## Prompt
Reproduce all entries verbatim, with nothing added or dropped.

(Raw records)
--*--

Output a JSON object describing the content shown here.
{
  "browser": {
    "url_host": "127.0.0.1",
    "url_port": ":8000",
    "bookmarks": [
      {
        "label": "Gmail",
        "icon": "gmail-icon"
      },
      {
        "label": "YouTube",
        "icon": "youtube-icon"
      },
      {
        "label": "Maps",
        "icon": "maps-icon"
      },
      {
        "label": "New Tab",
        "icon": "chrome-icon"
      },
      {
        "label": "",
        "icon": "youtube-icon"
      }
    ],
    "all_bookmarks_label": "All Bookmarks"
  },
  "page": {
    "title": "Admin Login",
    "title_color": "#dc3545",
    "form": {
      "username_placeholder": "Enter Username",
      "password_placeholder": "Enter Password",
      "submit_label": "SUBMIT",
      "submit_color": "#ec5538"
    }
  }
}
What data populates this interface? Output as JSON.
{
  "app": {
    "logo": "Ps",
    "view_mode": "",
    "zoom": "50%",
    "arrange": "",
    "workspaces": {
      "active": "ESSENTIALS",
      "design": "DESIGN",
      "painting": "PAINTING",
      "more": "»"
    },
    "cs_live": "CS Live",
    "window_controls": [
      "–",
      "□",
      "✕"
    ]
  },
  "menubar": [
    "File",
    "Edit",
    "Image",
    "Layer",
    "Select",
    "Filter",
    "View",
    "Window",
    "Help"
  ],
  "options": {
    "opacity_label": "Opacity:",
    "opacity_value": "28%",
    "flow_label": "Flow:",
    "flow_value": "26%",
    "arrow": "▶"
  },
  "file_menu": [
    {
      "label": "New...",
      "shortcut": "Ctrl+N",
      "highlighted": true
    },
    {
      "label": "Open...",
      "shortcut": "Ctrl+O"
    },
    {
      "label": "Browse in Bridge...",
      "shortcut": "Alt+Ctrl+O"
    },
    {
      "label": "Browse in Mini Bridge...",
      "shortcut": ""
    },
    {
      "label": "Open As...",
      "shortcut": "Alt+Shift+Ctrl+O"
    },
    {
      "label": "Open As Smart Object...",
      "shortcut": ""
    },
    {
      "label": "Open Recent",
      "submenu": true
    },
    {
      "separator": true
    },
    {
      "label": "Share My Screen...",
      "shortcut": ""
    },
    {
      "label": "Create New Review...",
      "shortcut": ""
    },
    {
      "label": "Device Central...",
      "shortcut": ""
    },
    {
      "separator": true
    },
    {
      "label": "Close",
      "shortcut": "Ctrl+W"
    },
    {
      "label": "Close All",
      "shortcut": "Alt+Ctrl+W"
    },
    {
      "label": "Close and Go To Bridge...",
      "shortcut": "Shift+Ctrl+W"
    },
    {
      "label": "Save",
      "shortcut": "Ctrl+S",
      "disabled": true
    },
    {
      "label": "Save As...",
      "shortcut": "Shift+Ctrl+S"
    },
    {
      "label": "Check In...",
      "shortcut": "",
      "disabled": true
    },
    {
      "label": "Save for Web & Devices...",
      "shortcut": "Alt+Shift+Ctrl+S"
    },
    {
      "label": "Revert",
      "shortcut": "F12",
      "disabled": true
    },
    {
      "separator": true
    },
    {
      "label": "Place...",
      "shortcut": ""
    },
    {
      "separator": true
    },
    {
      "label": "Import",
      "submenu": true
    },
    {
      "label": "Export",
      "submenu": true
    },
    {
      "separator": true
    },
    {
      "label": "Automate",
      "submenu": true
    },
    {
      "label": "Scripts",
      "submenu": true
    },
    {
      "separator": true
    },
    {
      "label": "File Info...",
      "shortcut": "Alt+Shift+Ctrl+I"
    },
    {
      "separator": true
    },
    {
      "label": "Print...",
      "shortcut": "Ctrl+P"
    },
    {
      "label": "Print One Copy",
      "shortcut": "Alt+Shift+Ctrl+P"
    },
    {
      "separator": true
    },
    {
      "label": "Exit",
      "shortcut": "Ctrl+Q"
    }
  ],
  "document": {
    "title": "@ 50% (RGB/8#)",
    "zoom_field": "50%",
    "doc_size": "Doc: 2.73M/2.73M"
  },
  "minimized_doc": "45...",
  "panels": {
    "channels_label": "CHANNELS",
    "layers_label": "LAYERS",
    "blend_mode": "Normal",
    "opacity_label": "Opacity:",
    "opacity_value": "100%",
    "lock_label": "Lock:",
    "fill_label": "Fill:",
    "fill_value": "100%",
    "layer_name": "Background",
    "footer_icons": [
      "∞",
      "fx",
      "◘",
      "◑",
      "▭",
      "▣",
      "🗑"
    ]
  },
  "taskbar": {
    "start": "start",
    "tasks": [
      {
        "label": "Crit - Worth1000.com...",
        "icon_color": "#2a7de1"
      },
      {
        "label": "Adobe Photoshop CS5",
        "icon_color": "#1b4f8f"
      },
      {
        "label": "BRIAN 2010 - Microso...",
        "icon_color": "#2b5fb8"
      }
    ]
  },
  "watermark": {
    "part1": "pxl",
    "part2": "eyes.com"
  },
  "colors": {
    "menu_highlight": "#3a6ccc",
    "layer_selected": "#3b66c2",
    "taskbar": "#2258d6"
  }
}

--*--

## Exercise response
Output a JSON object describing the content shown here.
{
  "browser": {
    "url_host": "127.0.0.1",
    "url_port": ":8000",
    "bookmarks": [
      {
        "label": "Gmail",
        "icon": "gmail-icon"
      },
      {
        "label": "YouTube",
        "icon": "youtube-icon"
      },
      {
        "label": "Maps",
        "icon": "maps-icon"
      },
      {
        "label": "New Tab",
        "icon": "chrome-icon"
      },
      {
        "label": "",
        "icon": "youtube-icon"
      }
    ],
    "all_bookmarks_label": "All Bookmarks"
  },
  "page": {
    "title": "Admin Login",
    "title_color": "#dc3545",
    "form": {
      "username_placeholder": "Enter Username",
      "password_placeholder": "Enter Password",
      "submit_label": "SUBMIT",
      "submit_color": "#ec5538"
    }
  }
}
What data populates this interface? Output as JSON.
{
  "app": {
    "logo": "Ps",
    "view_mode": "",
    "zoom": "50%",
    "arrange": "",
    "workspaces": {
      "active": "ESSENTIALS",
      "design": "DESIGN",
      "painting": "PAINTING",
      "more": "»"
    },
    "cs_live": "CS Live",
    "window_controls": [
      "–",
      "□",
      "✕"
    ]
  },
  "menubar": [
    "File",
    "Edit",
    "Image",
    "Layer",
    "Select",
    "Filter",
    "View",
    "Window",
    "Help"
  ],
  "options": {
    "opacity_label": "Opacity:",
    "opacity_value": "28%",
    "flow_label": "Flow:",
    "flow_value": "26%",
    "arrow": "▶"
  },
  "file_menu": [
    {
      "label": "New...",
      "shortcut": "Ctrl+N",
      "highlighted": true
    },
    {
      "label": "Open...",
      "shortcut": "Ctrl+O"
    },
    {
      "label": "Browse in Bridge...",
      "shortcut": "Alt+Ctrl+O"
    },
    {
      "label": "Browse in Mini Bridge...",
      "shortcut": ""
    },
    {
      "label": "Open As...",
      "shortcut": "Alt+Shift+Ctrl+O"
    },
    {
      "label": "Open As Smart Object...",
      "shortcut": ""
    },
    {
      "label": "Open Recent",
      "submenu": true
    },
    {
      "separator": true
    },
    {
      "label": "Share My Screen...",
      "shortcut": ""
    },
    {
      "label": "Create New Review...",
      "shortcut": ""
    },
    {
      "label": "Device Central...",
      "shortcut": ""
    },
    {
      "separator": true
    },
    {
      "label": "Close",
      "shortcut": "Ctrl+W"
    },
    {
      "label": "Close All",
      "shortcut": "Alt+Ctrl+W"
    },
    {
      "label": "Close and Go To Bridge...",
      "shortcut": "Shift+Ctrl+W"
    },
    {
      "label": "Save",
      "shortcut": "Ctrl+S",
      "disabled": true
    },
    {
      "label": "Save As...",
      "shortcut": "Shift+Ctrl+S"
    },
    {
      "label": "Check In...",
      "shortcut": "",
      "disabled": true
    },
    {
      "label": "Save for Web & Devices...",
      "shortcut": "Alt+Shift+Ctrl+S"
    },
    {
      "label": "Revert",
      "shortcut": "F12",
      "disabled": true
    },
    {
      "separator": true
    },
    {
      "label": "Place...",
      "shortcut": ""
    },
    {
      "separator": true
    },
    {
      "label": "Import",
      "submenu": true
    },
    {
      "label": "Export",
      "submenu": true
    },
    {
      "separator": true
    },
    {
      "label": "Automate",
      "submenu": true
    },
    {
      "label": "Scripts",
      "submenu": true
    },
    {
      "separator": true
    },
    {
      "label": "File Info...",
      "shortcut": "Alt+Shift+Ctrl+I"
    },
    {
      "separator": true
    },
    {
      "label": "Print...",
      "shortcut": "Ctrl+P"
    },
    {
      "label": "Print One Copy",
      "shortcut": "Alt+Shift+Ctrl+P"
    },
    {
      "separator": true
    },
    {
      "label": "Exit",
      "shortcut": "Ctrl+Q"
    }
  ],
  "document": {
    "title": "@ 50% (RGB/8#)",
    "zoom_field": "50%",
    "doc_size": "Doc: 2.73M/2.73M"
  },
  "minimized_doc": "45...",
  "panels": {
    "channels_label": "CHANNELS",
    "layers_label": "LAYERS",
    "blend_mode": "Normal",
    "opacity_label": "Opacity:",
    "opacity_value": "100%",
    "lock_label": "Lock:",
    "fill_label": "Fill:",
    "fill_value": "100%",
    "layer_name": "Background",
    "footer_icons": [
      "∞",
      "fx",
      "◘",
      "◑",
      "▭",
      "▣",
      "🗑"
    ]
  },
  "taskbar": {
    "start": "start",
    "tasks": [
      {
        "label": "Crit - Worth1000.com...",
        "icon_color": "#2a7de1"
      },
      {
        "label": "Adobe Photoshop CS5",
        "icon_color": "#1b4f8f"
      },
      {
        "label": "BRIAN 2010 - Microso...",
        "icon_color": "#2b5fb8"
      }
    ]
  },
  "watermark": {
    "part1": "pxl",
    "part2": "eyes.com"
  },
  "colors": {
    "menu_highlight": "#3a6ccc",
    "layer_selected": "#3b66c2",
    "taskbar": "#2258d6"
  }
}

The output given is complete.